Color representations such as or are similar, although they do look considerably more cat like. It is in the color images from Apple and Twitter where this emoji gets confusing. The raised hands (paws) and open eyes look like alarm or surprise, a very different concept. Again someone not already familiar with these variations would likely think that the image from Twitter was an entirely different emoji from the closed eye weary cat face.

Then there are just some strange things about the emoji. There are emoji for various types of shoes. There is the man's shoe, athletic shoe, high heeled shoe, woman's sandal and woman's boots. What is missing though are generic sandals. Same goes for hats. There is a woman's hat and a top hat but no ball cap. The most common type of hat is conspicuously absent. There is a bicycle, a cyclist, a mountain biker and a street motorcycle. The dirt bike is however not represented.

The Japanese influence on the modern emoji is often described in terms of the many Japanese foods depicted. A bento lunch box, rice ball, dango skewer and a fish cake all are very Japanese sounding food items. The Japanese influence continues in other parts of the emoji list as well. Mount Fuji is depicted, and an image looking much like a miniature Eiffel Tower is actually the Tokyo Tower. The tanabata tree, mahjong tile, pagoda, moon viewing ceremony, Japanese dolls, izakaya lantern and even the Japanese Ogre all seem very Japan specific.

(Excerpt from the dataset)
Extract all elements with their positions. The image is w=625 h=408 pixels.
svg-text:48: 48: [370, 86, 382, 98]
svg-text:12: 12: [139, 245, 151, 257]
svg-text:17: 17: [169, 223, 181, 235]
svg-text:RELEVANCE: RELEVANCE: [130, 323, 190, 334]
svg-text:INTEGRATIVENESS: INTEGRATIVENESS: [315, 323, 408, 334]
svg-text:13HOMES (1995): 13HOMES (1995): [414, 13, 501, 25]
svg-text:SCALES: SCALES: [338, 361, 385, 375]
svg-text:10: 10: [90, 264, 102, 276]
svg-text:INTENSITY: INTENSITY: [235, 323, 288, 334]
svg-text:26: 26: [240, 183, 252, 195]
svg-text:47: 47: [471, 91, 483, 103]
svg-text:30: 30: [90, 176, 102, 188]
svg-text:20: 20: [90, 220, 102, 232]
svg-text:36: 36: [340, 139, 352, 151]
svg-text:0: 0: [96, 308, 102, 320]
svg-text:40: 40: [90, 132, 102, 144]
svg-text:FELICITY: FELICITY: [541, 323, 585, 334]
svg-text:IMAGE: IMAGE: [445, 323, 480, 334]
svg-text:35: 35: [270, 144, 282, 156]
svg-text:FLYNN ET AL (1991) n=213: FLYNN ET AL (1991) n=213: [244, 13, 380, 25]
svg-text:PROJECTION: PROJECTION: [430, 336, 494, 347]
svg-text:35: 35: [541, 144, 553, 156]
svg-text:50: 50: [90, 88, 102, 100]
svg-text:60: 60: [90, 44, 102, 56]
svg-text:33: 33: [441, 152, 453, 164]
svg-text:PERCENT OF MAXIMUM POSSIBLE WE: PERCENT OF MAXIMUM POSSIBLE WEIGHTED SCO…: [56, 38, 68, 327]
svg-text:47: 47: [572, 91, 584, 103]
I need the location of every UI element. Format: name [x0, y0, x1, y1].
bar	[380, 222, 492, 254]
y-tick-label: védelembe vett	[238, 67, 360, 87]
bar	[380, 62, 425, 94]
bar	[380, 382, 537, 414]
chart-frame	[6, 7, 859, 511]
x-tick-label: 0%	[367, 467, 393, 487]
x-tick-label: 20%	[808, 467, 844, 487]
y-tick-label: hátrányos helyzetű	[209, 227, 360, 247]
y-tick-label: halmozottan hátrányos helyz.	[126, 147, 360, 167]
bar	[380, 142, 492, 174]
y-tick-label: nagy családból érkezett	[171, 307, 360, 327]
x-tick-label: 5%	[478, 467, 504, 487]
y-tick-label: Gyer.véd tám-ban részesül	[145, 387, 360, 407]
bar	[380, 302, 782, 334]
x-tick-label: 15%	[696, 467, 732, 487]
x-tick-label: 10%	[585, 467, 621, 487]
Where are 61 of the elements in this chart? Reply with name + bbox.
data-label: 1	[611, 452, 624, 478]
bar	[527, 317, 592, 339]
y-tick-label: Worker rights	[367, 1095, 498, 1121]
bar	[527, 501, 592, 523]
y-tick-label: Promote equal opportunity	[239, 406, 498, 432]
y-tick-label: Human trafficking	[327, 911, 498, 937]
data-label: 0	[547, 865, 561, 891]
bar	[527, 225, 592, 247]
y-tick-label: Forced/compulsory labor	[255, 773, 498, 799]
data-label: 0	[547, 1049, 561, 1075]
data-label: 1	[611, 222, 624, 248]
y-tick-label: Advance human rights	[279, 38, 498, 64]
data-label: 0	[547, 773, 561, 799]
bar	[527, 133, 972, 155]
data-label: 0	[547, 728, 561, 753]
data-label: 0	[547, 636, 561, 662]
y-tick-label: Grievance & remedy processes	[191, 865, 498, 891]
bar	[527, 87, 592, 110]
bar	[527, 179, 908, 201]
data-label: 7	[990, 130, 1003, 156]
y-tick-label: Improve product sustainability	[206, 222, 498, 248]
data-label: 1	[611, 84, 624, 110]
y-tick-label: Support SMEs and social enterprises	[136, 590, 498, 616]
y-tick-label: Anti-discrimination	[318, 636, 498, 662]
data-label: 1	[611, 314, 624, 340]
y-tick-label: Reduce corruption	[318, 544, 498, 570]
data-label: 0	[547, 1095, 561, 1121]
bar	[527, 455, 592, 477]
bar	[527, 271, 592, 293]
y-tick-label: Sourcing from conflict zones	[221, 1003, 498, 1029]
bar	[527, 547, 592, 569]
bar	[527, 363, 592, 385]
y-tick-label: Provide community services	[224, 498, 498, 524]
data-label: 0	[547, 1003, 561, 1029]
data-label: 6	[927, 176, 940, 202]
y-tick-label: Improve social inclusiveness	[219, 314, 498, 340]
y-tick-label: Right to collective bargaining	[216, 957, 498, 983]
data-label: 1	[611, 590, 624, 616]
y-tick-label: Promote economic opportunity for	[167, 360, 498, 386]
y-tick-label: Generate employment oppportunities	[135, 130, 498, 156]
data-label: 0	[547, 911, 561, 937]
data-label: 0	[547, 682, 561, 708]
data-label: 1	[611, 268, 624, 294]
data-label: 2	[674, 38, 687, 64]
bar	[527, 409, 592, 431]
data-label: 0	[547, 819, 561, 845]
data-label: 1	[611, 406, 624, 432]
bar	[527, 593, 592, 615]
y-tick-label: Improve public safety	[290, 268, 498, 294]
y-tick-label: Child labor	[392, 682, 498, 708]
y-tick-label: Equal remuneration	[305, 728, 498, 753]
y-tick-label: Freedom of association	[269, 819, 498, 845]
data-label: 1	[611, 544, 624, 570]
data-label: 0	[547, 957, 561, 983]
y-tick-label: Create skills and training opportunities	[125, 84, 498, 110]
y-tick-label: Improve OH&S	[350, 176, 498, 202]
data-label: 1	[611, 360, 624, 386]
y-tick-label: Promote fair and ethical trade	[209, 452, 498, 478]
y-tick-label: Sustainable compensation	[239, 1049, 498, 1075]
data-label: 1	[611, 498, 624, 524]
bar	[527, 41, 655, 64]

## BRIEF 1
Rewrite the emoji passage from "The Japanese influence on" to "very Japan specific.", replacing "izakaya lantern" with "paper lantern".
## BRIEF 2
In the emoji passage, what is the emoji that looks much like a miniature Eiffel Tower actually meant to show?
## BRIEF 3
Write what comes next in the emoji passage, picking up after its final sentence.
The records aren't needed for anything asked here.

## EXERCISE RESULT 1
The Japanese influence on the modern emoji is often described in terms of the many Japanese foods depicted. A bento lunch box, rice ball, dango skewer and a fish cake all are very Japanese sounding food items. The Japanese influence continues in other parts of the emoji list as well. Mount Fuji is depicted, and an image looking much like a miniature Eiffel Tower is actually the Tokyo Tower. The tanabata tree, mahjong tile, pagoda, moon viewing ceremony, Japanese dolls, paper lantern and even the Japanese Ogre all seem very Japan specific.

## EXERCISE RESULT 2
The Tokyo Tower.

## EXERCISE RESULT 3
As far as the images themselves go it is the Apple images that are generally considered to be of the best quality. The detail and realism of many of the Apple emoji images is far superior to other image sets. Particularly in the foods and animals the Apple images stand out both as more pleasing to look at as well as more effective in conveying the message of the emoji.

In some cases though the Apple emoji images are vague and do not look much like the emoji they are intended to represent. The Apple pig nose looks like a European electrical outlet more than a part of an animal. Other images for the pig nose emoji are much more convincing. The high speed train looks much more like the space shuttle than a train. The articulated lorry (semi) looks nothing like a semi-trailer and looks entirely like a three axle box truck. The hour glass image from Apple is a nice rendering, but both variations show sand flowing. The title of the two hour glass emojis are "hourglass" and "hourglass with sand flowing". The other images of the "hourglass" show all the sand at the bottom. The Apple image for the cyclone emoji is also problematic. All of the other images for the cyclone emoji are a double spiral. The double spiral is widely considered the universal symbol for a cyclone. Apple on the other hand uses a very mundane single spiral which would be very difficult to identify as the cyclone emoji upon first viewing. For the three button mouse (pointing device) emoji the other images include three buttons and a cord. The apple image of a three button mouse is just a white obelisk with no buttons and no cord. Pointing devices like this have been available over the years to be sure, but the image itself is not readily identifiable as any type of pointing device. The trackball emoji is similarly well represented by other images where the Apple image for the trackball looks much more like a small blue crystal ball. There are separate emoji for an optical disk and a DVD disk. Other images differentiate with the letters DVD under the image of the DVD disk. The Apple images on the other hand are identical other than a slight color variation. Again it would be necessary to know in advance that Apple represents the DVD emoji with a slightly more golden color tone and the generic optical disk with a slightly more silver color tone. The Apple image for the nut and bolt emoji very confusingly depicts a lag bolt with a nut on it. Anybody knows that lag bolts don't use nuts, and this image is amazingly troubling in it's failure to accurately depict reality.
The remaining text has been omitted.